Records that describe figures:
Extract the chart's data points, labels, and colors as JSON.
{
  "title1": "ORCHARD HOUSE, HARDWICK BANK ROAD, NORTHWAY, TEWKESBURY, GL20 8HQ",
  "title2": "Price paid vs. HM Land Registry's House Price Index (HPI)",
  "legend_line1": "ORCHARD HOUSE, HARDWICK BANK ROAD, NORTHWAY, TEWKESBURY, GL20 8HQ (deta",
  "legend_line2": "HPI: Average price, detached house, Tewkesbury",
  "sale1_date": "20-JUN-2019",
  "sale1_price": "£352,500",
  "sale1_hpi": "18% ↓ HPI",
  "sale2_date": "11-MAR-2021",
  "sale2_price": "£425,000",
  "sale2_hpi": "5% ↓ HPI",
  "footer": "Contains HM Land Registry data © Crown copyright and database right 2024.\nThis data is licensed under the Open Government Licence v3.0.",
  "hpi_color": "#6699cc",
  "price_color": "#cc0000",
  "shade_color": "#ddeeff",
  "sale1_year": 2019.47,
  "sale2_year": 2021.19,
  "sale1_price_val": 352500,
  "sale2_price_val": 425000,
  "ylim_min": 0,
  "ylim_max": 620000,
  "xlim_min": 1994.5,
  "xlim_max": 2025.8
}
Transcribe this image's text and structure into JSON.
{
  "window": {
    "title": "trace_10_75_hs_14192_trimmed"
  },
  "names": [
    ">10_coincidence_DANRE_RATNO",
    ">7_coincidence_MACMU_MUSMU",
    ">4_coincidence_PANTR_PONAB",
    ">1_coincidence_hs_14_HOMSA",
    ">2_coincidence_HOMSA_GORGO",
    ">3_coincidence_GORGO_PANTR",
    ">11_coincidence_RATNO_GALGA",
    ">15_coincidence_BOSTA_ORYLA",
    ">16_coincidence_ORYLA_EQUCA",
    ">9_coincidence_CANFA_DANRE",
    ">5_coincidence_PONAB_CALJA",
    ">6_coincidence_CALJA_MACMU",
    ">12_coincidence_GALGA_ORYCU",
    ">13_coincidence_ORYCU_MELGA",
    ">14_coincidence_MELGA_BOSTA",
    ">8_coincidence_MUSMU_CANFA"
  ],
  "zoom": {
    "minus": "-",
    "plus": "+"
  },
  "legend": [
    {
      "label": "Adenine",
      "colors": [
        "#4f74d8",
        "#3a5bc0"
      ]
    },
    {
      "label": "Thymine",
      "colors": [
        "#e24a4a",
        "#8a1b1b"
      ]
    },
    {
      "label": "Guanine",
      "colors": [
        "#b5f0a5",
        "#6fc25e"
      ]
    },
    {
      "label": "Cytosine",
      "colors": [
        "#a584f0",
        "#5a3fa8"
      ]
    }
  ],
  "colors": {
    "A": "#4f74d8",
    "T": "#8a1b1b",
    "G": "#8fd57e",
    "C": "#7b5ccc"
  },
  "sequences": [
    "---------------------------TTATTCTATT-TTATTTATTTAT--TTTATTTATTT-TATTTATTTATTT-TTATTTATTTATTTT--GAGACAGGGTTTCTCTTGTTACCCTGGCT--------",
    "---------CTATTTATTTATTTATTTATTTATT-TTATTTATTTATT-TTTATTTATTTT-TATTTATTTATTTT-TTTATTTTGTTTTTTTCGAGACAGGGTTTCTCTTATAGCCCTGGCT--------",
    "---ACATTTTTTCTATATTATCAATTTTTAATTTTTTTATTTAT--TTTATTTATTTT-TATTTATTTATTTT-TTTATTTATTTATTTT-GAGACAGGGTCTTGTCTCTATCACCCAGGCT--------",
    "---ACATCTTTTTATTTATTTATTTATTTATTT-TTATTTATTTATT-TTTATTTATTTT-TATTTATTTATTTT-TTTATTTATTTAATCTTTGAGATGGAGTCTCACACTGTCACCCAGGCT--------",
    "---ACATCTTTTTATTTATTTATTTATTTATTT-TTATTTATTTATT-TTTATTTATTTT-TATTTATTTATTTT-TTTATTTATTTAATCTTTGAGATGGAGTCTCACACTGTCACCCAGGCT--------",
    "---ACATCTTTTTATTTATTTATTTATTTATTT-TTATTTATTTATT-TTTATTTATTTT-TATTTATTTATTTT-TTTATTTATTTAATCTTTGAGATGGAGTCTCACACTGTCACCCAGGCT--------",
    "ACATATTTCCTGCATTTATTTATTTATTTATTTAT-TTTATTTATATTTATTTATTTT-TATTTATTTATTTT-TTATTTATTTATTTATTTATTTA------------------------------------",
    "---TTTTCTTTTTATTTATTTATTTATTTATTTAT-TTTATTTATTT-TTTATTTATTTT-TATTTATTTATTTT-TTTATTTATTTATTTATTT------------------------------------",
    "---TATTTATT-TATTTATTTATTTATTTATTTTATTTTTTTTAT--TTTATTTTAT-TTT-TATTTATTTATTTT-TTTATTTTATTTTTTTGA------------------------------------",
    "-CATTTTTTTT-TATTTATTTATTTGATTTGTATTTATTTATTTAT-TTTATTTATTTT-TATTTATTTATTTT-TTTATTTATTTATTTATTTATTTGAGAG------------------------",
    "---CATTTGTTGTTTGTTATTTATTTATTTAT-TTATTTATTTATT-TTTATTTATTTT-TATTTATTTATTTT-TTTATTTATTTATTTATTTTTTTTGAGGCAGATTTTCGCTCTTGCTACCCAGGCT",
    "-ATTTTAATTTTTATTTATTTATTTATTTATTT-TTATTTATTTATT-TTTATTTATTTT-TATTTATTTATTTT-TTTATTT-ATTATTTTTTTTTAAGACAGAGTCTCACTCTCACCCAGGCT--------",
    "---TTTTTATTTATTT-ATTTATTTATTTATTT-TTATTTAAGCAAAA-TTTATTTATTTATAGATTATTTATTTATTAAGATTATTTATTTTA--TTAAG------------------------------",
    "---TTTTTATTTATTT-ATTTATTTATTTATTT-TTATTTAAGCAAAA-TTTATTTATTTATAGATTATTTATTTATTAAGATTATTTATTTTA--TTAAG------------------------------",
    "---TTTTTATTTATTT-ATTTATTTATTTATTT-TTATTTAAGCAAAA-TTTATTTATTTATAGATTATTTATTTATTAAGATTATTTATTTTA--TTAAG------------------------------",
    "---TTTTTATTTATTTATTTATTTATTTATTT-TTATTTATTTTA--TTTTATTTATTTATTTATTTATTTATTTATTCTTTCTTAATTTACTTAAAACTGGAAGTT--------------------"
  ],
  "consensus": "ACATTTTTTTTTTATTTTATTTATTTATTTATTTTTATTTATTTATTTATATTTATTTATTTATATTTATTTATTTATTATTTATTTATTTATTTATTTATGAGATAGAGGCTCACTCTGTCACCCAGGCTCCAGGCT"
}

Aim
Copy every line verbatim.

The completed task
Extract the chart's data points, labels, and colors as JSON.
{
  "title1": "ORCHARD HOUSE, HARDWICK BANK ROAD, NORTHWAY, TEWKESBURY, GL20 8HQ",
  "title2": "Price paid vs. HM Land Registry's House Price Index (HPI)",
  "legend_line1": "ORCHARD HOUSE, HARDWICK BANK ROAD, NORTHWAY, TEWKESBURY, GL20 8HQ (deta",
  "legend_line2": "HPI: Average price, detached house, Tewkesbury",
  "sale1_date": "20-JUN-2019",
  "sale1_price": "£352,500",
  "sale1_hpi": "18% ↓ HPI",
  "sale2_date": "11-MAR-2021",
  "sale2_price": "£425,000",
  "sale2_hpi": "5% ↓ HPI",
  "footer": "Contains HM Land Registry data © Crown copyright and database right 2024.\nThis data is licensed under the Open Government Licence v3.0.",
  "hpi_color": "#6699cc",
  "price_color": "#cc0000",
  "shade_color": "#ddeeff",
  "sale1_year": 2019.47,
  "sale2_year": 2021.19,
  "sale1_price_val": 352500,
  "sale2_price_val": 425000,
  "ylim_min": 0,
  "ylim_max": 620000,
  "xlim_min": 1994.5,
  "xlim_max": 2025.8
}
Transcribe this image's text and structure into JSON.
{
  "window": {
    "title": "trace_10_75_hs_14192_trimmed"
  },
  "names": [
    ">10_coincidence_DANRE_RATNO",
    ">7_coincidence_MACMU_MUSMU",
    ">4_coincidence_PANTR_PONAB",
    ">1_coincidence_hs_14_HOMSA",
    ">2_coincidence_HOMSA_GORGO",
    ">3_coincidence_GORGO_PANTR",
    ">11_coincidence_RATNO_GALGA",
    ">15_coincidence_BOSTA_ORYLA",
    ">16_coincidence_ORYLA_EQUCA",
    ">9_coincidence_CANFA_DANRE",
    ">5_coincidence_PONAB_CALJA",
    ">6_coincidence_CALJA_MACMU",
    ">12_coincidence_GALGA_ORYCU",
    ">13_coincidence_ORYCU_MELGA",
    ">14_coincidence_MELGA_BOSTA",
    ">8_coincidence_MUSMU_CANFA"
  ],
  "zoom": {
    "minus": "-",
    "plus": "+"
  },
  "legend": [
    {
      "label": "Adenine",
      "colors": [
        "#4f74d8",
        "#3a5bc0"
      ]
    },
    {
      "label": "Thymine",
      "colors": [
        "#e24a4a",
        "#8a1b1b"
      ]
    },
    {
      "label": "Guanine",
      "colors": [
        "#b5f0a5",
        "#6fc25e"
      ]
    },
    {
      "label": "Cytosine",
      "colors": [
        "#a584f0",
        "#5a3fa8"
      ]
    }
  ],
  "colors": {
    "A": "#4f74d8",
    "T": "#8a1b1b",
    "G": "#8fd57e",
    "C": "#7b5ccc"
  },
  "sequences": [
    "---------------------------TTATTCTATT-TTATTTATTTAT--TTTATTTATTT-TATTTATTTATTT-TTATTTATTTATTTT--GAGACAGGGTTTCTCTTGTTACCCTGGCT--------",
    "---------CTATTTATTTATTTATTTATTTATT-TTATTTATTTATT-TTTATTTATTTT-TATTTATTTATTTT-TTTATTTTGTTTTTTTCGAGACAGGGTTTCTCTTATAGCCCTGGCT--------",
    "---ACATTTTTTCTATATTATCAATTTTTAATTTTTTTATTTAT--TTTATTTATTTT-TATTTATTTATTTT-TTTATTTATTTATTTT-GAGACAGGGTCTTGTCTCTATCACCCAGGCT--------",
    "---ACATCTTTTTATTTATTTATTTATTTATTT-TTATTTATTTATT-TTTATTTATTTT-TATTTATTTATTTT-TTTATTTATTTAATCTTTGAGATGGAGTCTCACACTGTCACCCAGGCT--------",
    "---ACATCTTTTTATTTATTTATTTATTTATTT-TTATTTATTTATT-TTTATTTATTTT-TATTTATTTATTTT-TTTATTTATTTAATCTTTGAGATGGAGTCTCACACTGTCACCCAGGCT--------",
    "---ACATCTTTTTATTTATTTATTTATTTATTT-TTATTTATTTATT-TTTATTTATTTT-TATTTATTTATTTT-TTTATTTATTTAATCTTTGAGATGGAGTCTCACACTGTCACCCAGGCT--------",
    "ACATATTTCCTGCATTTATTTATTTATTTATTTAT-TTTATTTATATTTATTTATTTT-TATTTATTTATTTT-TTATTTATTTATTTATTTATTTA------------------------------------",
    "---TTTTCTTTTTATTTATTTATTTATTTATTTAT-TTTATTTATTT-TTTATTTATTTT-TATTTATTTATTTT-TTTATTTATTTATTTATTT------------------------------------",
    "---TATTTATT-TATTTATTTATTTATTTATTTTATTTTTTTTAT--TTTATTTTAT-TTT-TATTTATTTATTTT-TTTATTTTATTTTTTTGA------------------------------------",
    "-CATTTTTTTT-TATTTATTTATTTGATTTGTATTTATTTATTTAT-TTTATTTATTTT-TATTTATTTATTTT-TTTATTTATTTATTTATTTATTTGAGAG------------------------",
    "---CATTTGTTGTTTGTTATTTATTTATTTAT-TTATTTATTTATT-TTTATTTATTTT-TATTTATTTATTTT-TTTATTTATTTATTTATTTTTTTTGAGGCAGATTTTCGCTCTTGCTACCCAGGCT",
    "-ATTTTAATTTTTATTTATTTATTTATTTATTT-TTATTTATTTATT-TTTATTTATTTT-TATTTATTTATTTT-TTTATTT-ATTATTTTTTTTTAAGACAGAGTCTCACTCTCACCCAGGCT--------",
    "---TTTTTATTTATTT-ATTTATTTATTTATTT-TTATTTAAGCAAAA-TTTATTTATTTATAGATTATTTATTTATTAAGATTATTTATTTTA--TTAAG------------------------------",
    "---TTTTTATTTATTT-ATTTATTTATTTATTT-TTATTTAAGCAAAA-TTTATTTATTTATAGATTATTTATTTATTAAGATTATTTATTTTA--TTAAG------------------------------",
    "---TTTTTATTTATTT-ATTTATTTATTTATTT-TTATTTAAGCAAAA-TTTATTTATTTATAGATTATTTATTTATTAAGATTATTTATTTTA--TTAAG------------------------------",
    "---TTTTTATTTATTTATTTATTTATTTATTT-TTATTTATTTTA--TTTTATTTATTTATTTATTTATTTATTTATTCTTTCTTAATTTACTTAAAACTGGAAGTT--------------------"
  ],
  "consensus": "ACATTTTTTTTTTATTTTATTTATTTATTTATTTTTATTTATTTATTTATATTTATTTATTTATATTTATTTATTTATTATTTATTTATTTATTTATTTATGAGATAGAGGCTCACTCTGTCACCCAGGCTCCAGGCT"
}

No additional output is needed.